-------- INFORMATION GIVEN

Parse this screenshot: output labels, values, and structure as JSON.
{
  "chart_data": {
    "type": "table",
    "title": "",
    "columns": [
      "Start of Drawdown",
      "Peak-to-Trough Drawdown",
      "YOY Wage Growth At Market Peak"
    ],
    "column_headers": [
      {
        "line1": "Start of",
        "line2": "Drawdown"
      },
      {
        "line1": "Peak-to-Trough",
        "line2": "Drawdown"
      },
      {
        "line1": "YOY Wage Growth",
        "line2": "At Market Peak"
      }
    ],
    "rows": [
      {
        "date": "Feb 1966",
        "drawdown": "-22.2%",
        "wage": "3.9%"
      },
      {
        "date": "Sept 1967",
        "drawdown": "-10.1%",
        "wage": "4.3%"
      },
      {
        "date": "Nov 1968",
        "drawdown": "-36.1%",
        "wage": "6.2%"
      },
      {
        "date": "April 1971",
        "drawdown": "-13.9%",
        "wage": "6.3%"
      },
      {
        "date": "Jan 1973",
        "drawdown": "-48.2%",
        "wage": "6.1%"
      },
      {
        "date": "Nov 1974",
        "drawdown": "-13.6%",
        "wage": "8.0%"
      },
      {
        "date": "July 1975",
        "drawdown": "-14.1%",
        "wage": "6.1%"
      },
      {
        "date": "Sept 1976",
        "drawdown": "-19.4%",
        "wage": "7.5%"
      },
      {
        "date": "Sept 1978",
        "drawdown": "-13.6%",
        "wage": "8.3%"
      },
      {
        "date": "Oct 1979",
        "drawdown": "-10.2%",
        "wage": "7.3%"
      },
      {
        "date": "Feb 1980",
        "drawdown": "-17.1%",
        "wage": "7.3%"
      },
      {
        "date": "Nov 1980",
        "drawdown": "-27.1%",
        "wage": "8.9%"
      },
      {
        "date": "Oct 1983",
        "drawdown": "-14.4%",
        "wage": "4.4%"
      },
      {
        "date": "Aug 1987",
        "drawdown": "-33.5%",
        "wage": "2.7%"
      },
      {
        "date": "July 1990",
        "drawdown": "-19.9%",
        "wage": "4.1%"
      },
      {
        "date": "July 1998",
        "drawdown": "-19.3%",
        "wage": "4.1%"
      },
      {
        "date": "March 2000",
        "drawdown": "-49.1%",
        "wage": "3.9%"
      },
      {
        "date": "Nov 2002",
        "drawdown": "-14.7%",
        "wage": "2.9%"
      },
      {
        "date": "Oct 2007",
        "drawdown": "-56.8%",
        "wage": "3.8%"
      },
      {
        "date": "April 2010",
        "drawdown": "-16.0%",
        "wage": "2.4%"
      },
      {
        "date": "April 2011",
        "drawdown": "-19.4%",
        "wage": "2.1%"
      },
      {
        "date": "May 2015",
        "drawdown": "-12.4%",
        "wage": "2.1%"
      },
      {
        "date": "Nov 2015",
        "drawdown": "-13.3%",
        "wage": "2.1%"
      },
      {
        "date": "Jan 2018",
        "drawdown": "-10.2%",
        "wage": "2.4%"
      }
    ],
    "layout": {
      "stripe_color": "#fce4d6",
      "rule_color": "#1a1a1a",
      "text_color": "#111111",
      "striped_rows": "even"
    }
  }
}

----------------

**EXERCISE REQUIREMENTS:**
Your task is to collect every line above that contains the word "Trough".

**PROBLEM SOLUTION:**
      "Peak-to-Trough Drawdown",
        "line1": "Peak-to-Trough",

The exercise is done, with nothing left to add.